_Task directions_
Pull out every line below that holds the word "Section".

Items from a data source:
* * *

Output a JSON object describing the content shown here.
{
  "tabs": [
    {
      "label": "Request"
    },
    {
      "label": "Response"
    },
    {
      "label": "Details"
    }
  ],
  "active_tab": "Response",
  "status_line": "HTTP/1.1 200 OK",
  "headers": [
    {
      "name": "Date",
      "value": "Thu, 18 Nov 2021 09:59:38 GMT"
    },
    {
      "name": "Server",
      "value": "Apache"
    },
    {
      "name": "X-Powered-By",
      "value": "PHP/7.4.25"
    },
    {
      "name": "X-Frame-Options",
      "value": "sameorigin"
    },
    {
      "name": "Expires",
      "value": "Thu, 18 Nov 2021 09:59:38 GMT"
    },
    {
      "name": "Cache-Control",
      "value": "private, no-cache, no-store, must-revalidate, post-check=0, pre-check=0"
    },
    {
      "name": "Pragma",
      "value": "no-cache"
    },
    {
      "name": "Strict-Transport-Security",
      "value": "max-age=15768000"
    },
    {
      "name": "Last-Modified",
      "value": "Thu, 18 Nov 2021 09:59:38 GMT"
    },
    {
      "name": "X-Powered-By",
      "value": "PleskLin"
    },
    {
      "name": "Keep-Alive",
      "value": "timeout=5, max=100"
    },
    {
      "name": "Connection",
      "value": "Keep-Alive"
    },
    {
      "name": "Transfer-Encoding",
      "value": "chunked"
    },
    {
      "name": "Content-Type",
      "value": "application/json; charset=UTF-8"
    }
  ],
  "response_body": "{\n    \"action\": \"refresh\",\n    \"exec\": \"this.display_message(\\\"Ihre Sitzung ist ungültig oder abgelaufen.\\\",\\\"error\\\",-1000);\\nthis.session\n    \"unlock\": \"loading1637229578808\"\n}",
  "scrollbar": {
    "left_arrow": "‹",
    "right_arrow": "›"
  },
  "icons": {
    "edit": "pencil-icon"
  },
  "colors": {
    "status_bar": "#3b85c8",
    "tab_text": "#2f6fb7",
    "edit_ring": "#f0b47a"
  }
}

* * *

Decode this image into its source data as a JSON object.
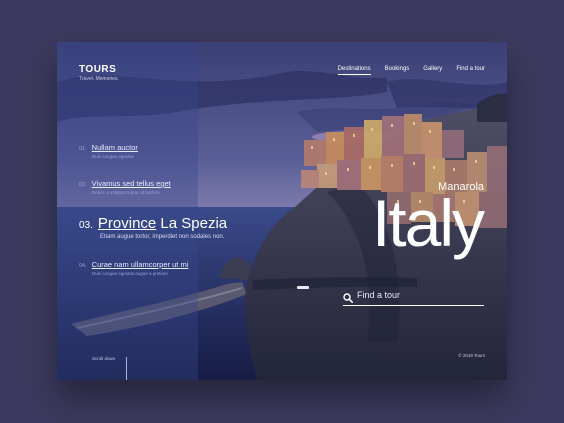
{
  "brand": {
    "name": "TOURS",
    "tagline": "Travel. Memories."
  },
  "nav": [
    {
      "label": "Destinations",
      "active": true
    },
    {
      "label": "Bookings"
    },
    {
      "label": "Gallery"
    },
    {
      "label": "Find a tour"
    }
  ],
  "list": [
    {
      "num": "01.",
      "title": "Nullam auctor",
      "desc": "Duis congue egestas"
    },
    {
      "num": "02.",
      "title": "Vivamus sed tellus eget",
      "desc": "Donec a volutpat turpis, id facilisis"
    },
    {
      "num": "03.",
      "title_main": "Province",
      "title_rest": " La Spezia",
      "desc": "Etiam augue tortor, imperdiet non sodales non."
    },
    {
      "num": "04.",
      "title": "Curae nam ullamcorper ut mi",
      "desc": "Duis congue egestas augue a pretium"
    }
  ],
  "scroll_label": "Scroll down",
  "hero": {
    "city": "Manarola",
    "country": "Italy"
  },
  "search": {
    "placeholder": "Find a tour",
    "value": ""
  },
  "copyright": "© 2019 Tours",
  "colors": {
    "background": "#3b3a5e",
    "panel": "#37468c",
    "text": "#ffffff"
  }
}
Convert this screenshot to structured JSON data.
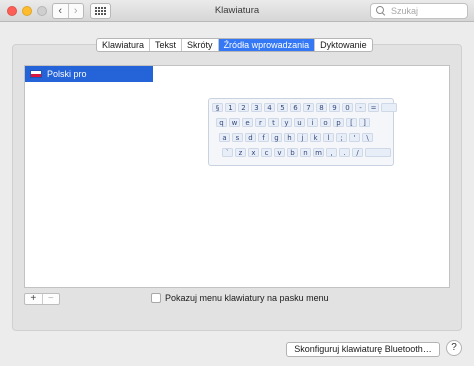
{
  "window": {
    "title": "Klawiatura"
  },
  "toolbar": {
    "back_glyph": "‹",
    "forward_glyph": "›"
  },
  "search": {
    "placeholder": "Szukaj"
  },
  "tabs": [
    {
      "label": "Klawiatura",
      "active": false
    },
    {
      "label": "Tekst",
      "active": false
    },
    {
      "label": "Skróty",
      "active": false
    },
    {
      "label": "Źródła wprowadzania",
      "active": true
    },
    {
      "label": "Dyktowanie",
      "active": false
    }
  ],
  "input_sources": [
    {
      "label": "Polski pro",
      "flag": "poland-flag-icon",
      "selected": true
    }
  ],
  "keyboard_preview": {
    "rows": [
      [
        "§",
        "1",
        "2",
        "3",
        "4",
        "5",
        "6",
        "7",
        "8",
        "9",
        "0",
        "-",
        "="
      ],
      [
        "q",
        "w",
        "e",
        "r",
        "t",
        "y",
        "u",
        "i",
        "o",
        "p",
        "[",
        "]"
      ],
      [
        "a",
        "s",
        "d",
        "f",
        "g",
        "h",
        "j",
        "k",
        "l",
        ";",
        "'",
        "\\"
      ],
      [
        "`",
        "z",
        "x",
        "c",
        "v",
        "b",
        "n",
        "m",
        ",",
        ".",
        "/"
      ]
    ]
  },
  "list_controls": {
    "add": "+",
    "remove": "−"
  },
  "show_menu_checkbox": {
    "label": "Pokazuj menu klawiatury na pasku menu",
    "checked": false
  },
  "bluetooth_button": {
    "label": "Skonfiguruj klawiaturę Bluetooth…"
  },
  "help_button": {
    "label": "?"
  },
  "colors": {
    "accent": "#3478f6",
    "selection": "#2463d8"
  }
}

* * *

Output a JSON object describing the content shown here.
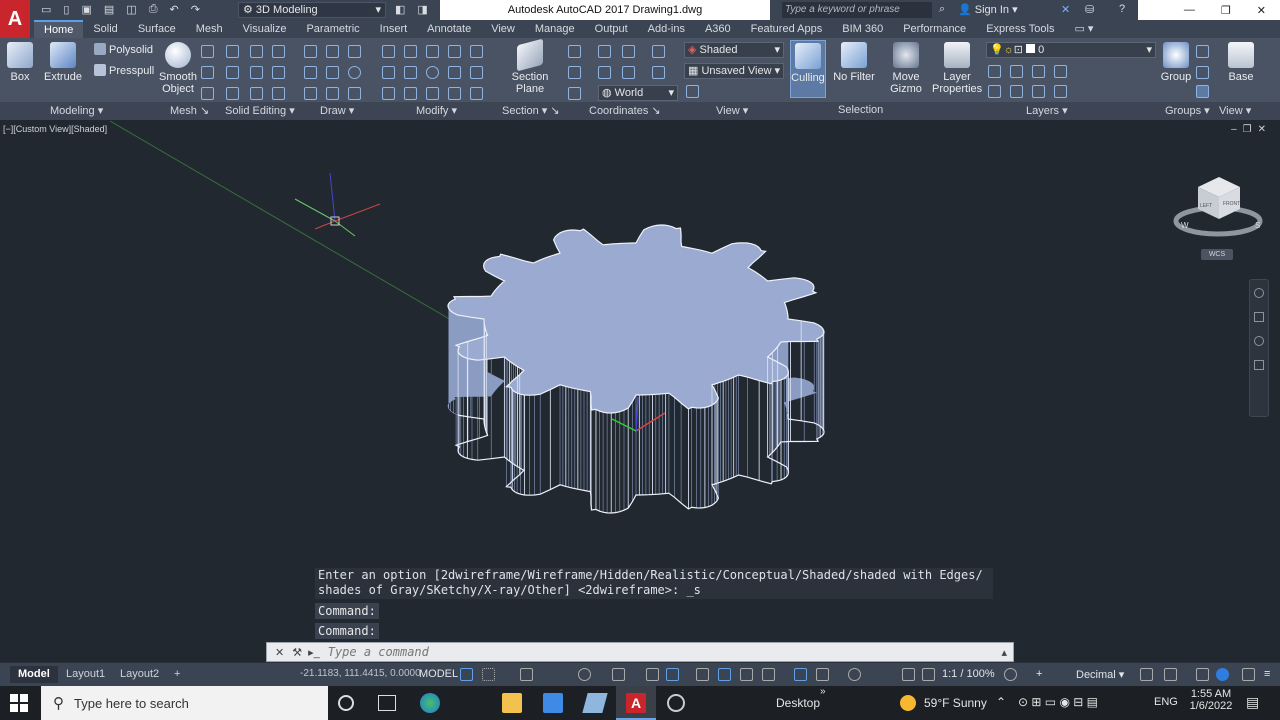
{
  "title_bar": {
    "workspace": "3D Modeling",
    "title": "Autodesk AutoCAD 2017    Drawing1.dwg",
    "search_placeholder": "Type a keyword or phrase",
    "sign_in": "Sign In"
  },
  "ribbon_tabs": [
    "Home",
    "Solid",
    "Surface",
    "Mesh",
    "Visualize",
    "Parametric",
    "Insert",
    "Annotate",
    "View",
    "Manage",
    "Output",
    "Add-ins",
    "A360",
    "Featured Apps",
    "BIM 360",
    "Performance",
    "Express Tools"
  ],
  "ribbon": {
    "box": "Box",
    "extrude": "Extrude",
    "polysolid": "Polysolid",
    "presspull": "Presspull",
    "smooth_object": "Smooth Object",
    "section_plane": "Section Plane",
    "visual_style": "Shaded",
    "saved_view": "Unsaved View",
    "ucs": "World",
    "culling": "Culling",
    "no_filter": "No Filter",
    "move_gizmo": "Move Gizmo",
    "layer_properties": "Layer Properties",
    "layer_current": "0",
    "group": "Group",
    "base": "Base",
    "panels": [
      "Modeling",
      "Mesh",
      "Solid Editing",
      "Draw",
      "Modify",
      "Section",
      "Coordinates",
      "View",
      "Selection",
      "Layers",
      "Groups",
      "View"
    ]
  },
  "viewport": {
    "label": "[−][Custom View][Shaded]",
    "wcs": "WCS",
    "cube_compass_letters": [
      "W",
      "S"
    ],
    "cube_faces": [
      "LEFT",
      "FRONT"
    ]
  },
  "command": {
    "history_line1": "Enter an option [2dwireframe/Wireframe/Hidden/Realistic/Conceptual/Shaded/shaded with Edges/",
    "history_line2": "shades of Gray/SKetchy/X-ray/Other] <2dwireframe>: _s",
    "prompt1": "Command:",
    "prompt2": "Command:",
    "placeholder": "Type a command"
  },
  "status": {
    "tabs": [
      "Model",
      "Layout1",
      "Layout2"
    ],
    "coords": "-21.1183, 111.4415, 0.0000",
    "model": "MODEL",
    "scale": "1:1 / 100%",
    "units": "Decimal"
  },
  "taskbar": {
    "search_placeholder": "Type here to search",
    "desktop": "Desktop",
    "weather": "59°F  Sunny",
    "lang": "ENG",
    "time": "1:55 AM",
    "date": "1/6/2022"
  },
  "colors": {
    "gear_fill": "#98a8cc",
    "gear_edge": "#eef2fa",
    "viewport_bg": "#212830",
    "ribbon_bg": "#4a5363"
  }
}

* * *

_Reply_
    "section_plane": "Section Plane",
      "Section",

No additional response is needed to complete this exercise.